# DIRECTION:
Render the following material again verbatim, leaving nothing out.

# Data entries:
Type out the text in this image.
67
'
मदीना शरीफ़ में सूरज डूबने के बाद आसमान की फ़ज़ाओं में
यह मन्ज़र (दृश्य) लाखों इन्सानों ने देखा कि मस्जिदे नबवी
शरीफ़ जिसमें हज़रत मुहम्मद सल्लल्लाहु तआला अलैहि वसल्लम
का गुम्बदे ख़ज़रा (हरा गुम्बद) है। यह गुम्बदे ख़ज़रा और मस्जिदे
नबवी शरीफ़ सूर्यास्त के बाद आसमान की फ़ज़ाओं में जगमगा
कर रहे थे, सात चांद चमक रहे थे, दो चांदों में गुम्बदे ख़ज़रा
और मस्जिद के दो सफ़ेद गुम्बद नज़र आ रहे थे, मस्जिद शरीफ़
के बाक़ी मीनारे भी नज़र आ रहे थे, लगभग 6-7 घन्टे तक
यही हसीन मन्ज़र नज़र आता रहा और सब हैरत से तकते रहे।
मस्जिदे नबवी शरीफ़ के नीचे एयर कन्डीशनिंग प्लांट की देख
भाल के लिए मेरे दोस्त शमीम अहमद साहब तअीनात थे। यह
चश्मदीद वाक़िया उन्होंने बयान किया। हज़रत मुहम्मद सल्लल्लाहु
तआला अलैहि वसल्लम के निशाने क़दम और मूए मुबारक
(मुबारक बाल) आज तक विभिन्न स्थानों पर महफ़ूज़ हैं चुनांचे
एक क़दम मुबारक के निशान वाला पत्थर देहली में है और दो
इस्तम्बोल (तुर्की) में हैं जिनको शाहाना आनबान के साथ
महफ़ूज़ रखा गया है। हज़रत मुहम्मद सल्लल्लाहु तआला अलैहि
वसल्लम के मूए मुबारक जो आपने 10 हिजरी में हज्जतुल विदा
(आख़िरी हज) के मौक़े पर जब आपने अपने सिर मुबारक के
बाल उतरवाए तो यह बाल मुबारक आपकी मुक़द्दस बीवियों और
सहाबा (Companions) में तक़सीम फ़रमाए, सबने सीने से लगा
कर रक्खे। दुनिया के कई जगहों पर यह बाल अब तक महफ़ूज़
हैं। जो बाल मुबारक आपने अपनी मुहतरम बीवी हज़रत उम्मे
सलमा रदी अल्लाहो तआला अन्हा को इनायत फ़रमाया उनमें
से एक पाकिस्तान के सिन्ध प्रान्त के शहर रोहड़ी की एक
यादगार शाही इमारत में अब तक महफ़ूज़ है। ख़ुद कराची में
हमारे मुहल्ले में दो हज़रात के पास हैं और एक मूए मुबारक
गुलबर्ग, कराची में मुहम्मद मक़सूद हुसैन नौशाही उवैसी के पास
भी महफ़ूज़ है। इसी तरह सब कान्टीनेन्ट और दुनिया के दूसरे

# FULL SOLUTION:
Type out the text in this image.
67
'
मदीना शरीफ़ में सूरज डूबने के बाद आसमान की फ़ज़ाओं में
यह मन्ज़र (दृश्य) लाखों इन्सानों ने देखा कि मस्जिदे नबवी
शरीफ़ जिसमें हज़रत मुहम्मद सल्लल्लाहु तआला अलैहि वसल्लम
का गुम्बदे ख़ज़रा (हरा गुम्बद) है। यह गुम्बदे ख़ज़रा और मस्जिदे
नबवी शरीफ़ सूर्यास्त के बाद आसमान की फ़ज़ाओं में जगमगा
कर रहे थे, सात चांद चमक रहे थे, दो चांदों में गुम्बदे ख़ज़रा
और मस्जिद के दो सफ़ेद गुम्बद नज़र आ रहे थे, मस्जिद शरीफ़
के बाक़ी मीनारे भी नज़र आ रहे थे, लगभग 6-7 घन्टे तक
यही हसीन मन्ज़र नज़र आता रहा और सब हैरत से तकते रहे।
मस्जिदे नबवी शरीफ़ के नीचे एयर कन्डीशनिंग प्लांट की देख
भाल के लिए मेरे दोस्त शमीम अहमद साहब तअीनात थे। यह
चश्मदीद वाक़िया उन्होंने बयान किया। हज़रत मुहम्मद सल्लल्लाहु
तआला अलैहि वसल्लम के निशाने क़दम और मूए मुबारक
(मुबारक बाल) आज तक विभिन्न स्थानों पर महफ़ूज़ हैं चुनांचे
एक क़दम मुबारक के निशान वाला पत्थर देहली में है और दो
इस्तम्बोल (तुर्की) में हैं जिनको शाहाना आनबान के साथ
महफ़ूज़ रखा गया है। हज़रत मुहम्मद सल्लल्लाहु तआला अलैहि
वसल्लम के मूए मुबारक जो आपने 10 हिजरी में हज्जतुल विदा
(आख़िरी हज) के मौक़े पर जब आपने अपने सिर मुबारक के
बाल उतरवाए तो यह बाल मुबारक आपकी मुक़द्दस बीवियों और
सहाबा (Companions) में तक़सीम फ़रमाए, सबने सीने से लगा
कर रक्खे। दुनिया के कई जगहों पर यह बाल अब तक महफ़ूज़
हैं। जो बाल मुबारक आपने अपनी मुहतरम बीवी हज़रत उम्मे
सलमा रदी अल्लाहो तआला अन्हा को इनायत फ़रमाया उनमें
से एक पाकिस्तान के सिन्ध प्रान्त के शहर रोहड़ी की एक
यादगार शाही इमारत में अब तक महफ़ूज़ है। ख़ुद कराची में
हमारे मुहल्ले में दो हज़रात के पास हैं और एक मूए मुबारक
गुलबर्ग, कराची में मुहम्मद मक़सूद हुसैन नौशाही उवैसी के पास
भी महफ़ूज़ है। इसी तरह सब कान्टीनेन्ट और दुनिया के दूसरे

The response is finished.